§ REQUIREMENTS
Identify every line in the records below that contains the word "regionales", and copy each of those lines.

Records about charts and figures
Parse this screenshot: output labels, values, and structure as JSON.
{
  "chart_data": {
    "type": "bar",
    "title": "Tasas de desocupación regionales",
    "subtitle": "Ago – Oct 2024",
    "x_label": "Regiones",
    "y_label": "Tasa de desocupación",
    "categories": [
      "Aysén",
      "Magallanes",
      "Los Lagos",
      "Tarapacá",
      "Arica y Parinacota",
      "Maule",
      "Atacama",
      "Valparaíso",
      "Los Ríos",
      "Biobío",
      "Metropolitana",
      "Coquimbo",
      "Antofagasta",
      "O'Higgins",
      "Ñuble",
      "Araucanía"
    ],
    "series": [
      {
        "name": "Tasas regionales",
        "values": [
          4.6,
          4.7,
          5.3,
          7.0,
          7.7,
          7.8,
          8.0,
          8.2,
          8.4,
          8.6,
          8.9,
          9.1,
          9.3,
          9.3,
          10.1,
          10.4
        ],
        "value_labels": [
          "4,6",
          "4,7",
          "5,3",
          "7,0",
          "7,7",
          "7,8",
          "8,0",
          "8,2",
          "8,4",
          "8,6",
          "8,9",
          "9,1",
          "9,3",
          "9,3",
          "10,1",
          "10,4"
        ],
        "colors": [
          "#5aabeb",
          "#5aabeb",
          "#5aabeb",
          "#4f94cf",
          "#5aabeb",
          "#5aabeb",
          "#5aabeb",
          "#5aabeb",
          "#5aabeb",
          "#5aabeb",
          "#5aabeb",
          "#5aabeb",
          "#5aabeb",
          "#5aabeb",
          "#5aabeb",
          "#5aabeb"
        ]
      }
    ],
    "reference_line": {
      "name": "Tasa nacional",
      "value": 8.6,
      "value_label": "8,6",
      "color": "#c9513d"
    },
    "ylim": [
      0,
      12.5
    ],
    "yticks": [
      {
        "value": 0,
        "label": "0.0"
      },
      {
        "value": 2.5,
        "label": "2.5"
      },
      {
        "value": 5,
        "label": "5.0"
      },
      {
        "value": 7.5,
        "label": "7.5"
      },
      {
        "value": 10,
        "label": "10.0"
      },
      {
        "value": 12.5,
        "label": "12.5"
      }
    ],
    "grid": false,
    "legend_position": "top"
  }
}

§ SOLVED PROBLEM
    "title": "Tasas de desocupación regionales",
        "name": "Tasas regionales",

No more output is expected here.